■ **REQUIREMENTS**:
Set down every record once more, exactly as given.

■ **TASK MATERIAL**:
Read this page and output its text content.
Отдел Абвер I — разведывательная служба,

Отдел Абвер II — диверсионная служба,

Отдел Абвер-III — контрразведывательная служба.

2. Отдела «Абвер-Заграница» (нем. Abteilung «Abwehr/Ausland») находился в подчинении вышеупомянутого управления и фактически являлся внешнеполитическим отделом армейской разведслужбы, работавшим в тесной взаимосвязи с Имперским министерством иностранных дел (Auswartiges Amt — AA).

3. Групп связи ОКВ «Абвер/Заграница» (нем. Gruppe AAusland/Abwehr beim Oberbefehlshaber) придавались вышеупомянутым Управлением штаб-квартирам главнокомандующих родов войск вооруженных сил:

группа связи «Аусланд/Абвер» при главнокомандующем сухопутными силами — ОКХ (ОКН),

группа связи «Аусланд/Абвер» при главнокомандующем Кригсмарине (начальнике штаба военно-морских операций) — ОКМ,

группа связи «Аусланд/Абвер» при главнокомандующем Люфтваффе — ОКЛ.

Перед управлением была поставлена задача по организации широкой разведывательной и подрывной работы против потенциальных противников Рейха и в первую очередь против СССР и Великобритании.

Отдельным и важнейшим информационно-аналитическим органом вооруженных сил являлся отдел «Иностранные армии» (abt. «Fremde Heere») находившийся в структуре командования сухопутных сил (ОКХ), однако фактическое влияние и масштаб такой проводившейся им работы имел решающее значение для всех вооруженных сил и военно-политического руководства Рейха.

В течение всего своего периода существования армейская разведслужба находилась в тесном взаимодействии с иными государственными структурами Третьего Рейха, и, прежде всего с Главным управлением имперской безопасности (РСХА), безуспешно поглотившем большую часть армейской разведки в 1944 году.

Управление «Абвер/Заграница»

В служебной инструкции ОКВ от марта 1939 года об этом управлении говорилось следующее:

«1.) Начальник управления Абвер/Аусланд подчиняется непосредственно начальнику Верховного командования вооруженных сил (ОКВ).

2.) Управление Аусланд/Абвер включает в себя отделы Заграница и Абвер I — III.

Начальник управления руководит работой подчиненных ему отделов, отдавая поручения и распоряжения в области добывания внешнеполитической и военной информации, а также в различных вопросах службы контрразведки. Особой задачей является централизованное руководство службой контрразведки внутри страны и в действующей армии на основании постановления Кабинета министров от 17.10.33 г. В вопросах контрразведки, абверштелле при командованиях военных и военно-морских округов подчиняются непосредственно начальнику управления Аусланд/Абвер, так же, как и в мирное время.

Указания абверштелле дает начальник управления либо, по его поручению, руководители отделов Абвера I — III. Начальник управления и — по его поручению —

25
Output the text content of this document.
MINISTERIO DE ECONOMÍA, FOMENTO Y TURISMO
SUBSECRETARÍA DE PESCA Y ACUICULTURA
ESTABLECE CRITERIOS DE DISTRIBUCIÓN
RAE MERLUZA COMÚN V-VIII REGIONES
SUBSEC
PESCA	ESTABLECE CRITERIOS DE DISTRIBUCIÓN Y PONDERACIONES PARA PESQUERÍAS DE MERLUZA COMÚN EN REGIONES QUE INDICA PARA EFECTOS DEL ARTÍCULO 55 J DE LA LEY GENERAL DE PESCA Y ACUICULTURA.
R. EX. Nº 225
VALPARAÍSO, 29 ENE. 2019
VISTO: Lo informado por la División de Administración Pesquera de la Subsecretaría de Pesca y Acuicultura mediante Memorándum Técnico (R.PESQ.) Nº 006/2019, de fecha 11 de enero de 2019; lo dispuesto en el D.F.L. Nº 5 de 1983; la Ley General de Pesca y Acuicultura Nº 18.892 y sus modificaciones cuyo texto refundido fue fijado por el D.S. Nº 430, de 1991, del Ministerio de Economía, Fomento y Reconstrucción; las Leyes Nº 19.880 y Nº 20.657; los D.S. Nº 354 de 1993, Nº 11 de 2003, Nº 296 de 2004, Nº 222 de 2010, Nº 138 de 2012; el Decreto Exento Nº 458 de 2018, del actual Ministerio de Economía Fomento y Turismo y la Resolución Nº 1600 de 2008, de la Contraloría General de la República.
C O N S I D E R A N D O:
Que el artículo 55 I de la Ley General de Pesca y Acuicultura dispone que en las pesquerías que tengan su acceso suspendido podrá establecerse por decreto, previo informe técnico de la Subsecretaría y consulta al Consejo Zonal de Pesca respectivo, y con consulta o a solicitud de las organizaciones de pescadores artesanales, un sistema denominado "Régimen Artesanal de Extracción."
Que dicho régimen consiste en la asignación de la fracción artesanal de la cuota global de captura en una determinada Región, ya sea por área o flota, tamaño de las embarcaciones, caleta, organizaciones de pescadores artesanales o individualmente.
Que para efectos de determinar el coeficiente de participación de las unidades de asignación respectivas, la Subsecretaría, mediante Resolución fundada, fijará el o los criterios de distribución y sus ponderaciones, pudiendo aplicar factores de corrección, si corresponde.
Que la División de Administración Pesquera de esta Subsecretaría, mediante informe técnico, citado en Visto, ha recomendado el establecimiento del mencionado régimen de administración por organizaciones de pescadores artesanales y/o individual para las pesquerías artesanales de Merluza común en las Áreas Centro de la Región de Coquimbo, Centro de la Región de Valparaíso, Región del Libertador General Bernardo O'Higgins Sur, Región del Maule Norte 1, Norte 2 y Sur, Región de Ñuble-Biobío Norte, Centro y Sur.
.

■ **RESULT OF THIS EXERCISE**:
Read this page and output its text content.
Отдел Абвер I — разведывательная служба,

Отдел Абвер II — диверсионная служба,

Отдел Абвер-III — контрразведывательная служба.

2. Отдела «Абвер-Заграница» (нем. Abteilung «Abwehr/Ausland») находился в подчинении вышеупомянутого управления и фактически являлся внешнеполитическим отделом армейской разведслужбы, работавшим в тесной взаимосвязи с Имперским министерством иностранных дел (Auswartiges Amt — AA).

3. Групп связи ОКВ «Абвер/Заграница» (нем. Gruppe AAusland/Abwehr beim Oberbefehlshaber) придавались вышеупомянутым Управлением штаб-квартирам главнокомандующих родов войск вооруженных сил:

группа связи «Аусланд/Абвер» при главнокомандующем сухопутными силами — ОКХ (ОКН),

группа связи «Аусланд/Абвер» при главнокомандующем Кригсмарине (начальнике штаба военно-морских операций) — ОКМ,

группа связи «Аусланд/Абвер» при главнокомандующем Люфтваффе — ОКЛ.

Перед управлением была поставлена задача по организации широкой разведывательной и подрывной работы против потенциальных противников Рейха и в первую очередь против СССР и Великобритании.

Отдельным и важнейшим информационно-аналитическим органом вооруженных сил являлся отдел «Иностранные армии» (abt. «Fremde Heere») находившийся в структуре командования сухопутных сил (ОКХ), однако фактическое влияние и масштаб такой проводившейся им работы имел решающее значение для всех вооруженных сил и военно-политического руководства Рейха.

В течение всего своего периода существования армейская разведслужба находилась в тесном взаимодействии с иными государственными структурами Третьего Рейха, и, прежде всего с Главным управлением имперской безопасности (РСХА), безуспешно поглотившем большую часть армейской разведки в 1944 году.

Управление «Абвер/Заграница»

В служебной инструкции ОКВ от марта 1939 года об этом управлении говорилось следующее:

«1.) Начальник управления Абвер/Аусланд подчиняется непосредственно начальнику Верховного командования вооруженных сил (ОКВ).

2.) Управление Аусланд/Абвер включает в себя отделы Заграница и Абвер I — III.

Начальник управления руководит работой подчиненных ему отделов, отдавая поручения и распоряжения в области добывания внешнеполитической и военной информации, а также в различных вопросах службы контрразведки. Особой задачей является централизованное руководство службой контрразведки внутри страны и в действующей армии на основании постановления Кабинета министров от 17.10.33 г. В вопросах контрразведки, абверштелле при командованиях военных и военно-морских округов подчиняются непосредственно начальнику управления Аусланд/Абвер, так же, как и в мирное время.

Указания абверштелле дает начальник управления либо, по его поручению, руководители отделов Абвера I — III. Начальник управления и — по его поручению —

25
Output the text content of this document.
MINISTERIO DE ECONOMÍA, FOMENTO Y TURISMO
SUBSECRETARÍA DE PESCA Y ACUICULTURA
ESTABLECE CRITERIOS DE DISTRIBUCIÓN
RAE MERLUZA COMÚN V-VIII REGIONES
SUBSEC
PESCA	ESTABLECE CRITERIOS DE DISTRIBUCIÓN Y PONDERACIONES PARA PESQUERÍAS DE MERLUZA COMÚN EN REGIONES QUE INDICA PARA EFECTOS DEL ARTÍCULO 55 J DE LA LEY GENERAL DE PESCA Y ACUICULTURA.
R. EX. Nº 225
VALPARAÍSO, 29 ENE. 2019
VISTO: Lo informado por la División de Administración Pesquera de la Subsecretaría de Pesca y Acuicultura mediante Memorándum Técnico (R.PESQ.) Nº 006/2019, de fecha 11 de enero de 2019; lo dispuesto en el D.F.L. Nº 5 de 1983; la Ley General de Pesca y Acuicultura Nº 18.892 y sus modificaciones cuyo texto refundido fue fijado por el D.S. Nº 430, de 1991, del Ministerio de Economía, Fomento y Reconstrucción; las Leyes Nº 19.880 y Nº 20.657; los D.S. Nº 354 de 1993, Nº 11 de 2003, Nº 296 de 2004, Nº 222 de 2010, Nº 138 de 2012; el Decreto Exento Nº 458 de 2018, del actual Ministerio de Economía Fomento y Turismo y la Resolución Nº 1600 de 2008, de la Contraloría General de la República.
C O N S I D E R A N D O:
Que el artículo 55 I de la Ley General de Pesca y Acuicultura dispone que en las pesquerías que tengan su acceso suspendido podrá establecerse por decreto, previo informe técnico de la Subsecretaría y consulta al Consejo Zonal de Pesca respectivo, y con consulta o a solicitud de las organizaciones de pescadores artesanales, un sistema denominado "Régimen Artesanal de Extracción."
Que dicho régimen consiste en la asignación de la fracción artesanal de la cuota global de captura en una determinada Región, ya sea por área o flota, tamaño de las embarcaciones, caleta, organizaciones de pescadores artesanales o individualmente.
Que para efectos de determinar el coeficiente de participación de las unidades de asignación respectivas, la Subsecretaría, mediante Resolución fundada, fijará el o los criterios de distribución y sus ponderaciones, pudiendo aplicar factores de corrección, si corresponde.
Que la División de Administración Pesquera de esta Subsecretaría, mediante informe técnico, citado en Visto, ha recomendado el establecimiento del mencionado régimen de administración por organizaciones de pescadores artesanales y/o individual para las pesquerías artesanales de Merluza común en las Áreas Centro de la Región de Coquimbo, Centro de la Región de Valparaíso, Región del Libertador General Bernardo O'Higgins Sur, Región del Maule Norte 1, Norte 2 y Sur, Región de Ñuble-Biobío Norte, Centro y Sur.
.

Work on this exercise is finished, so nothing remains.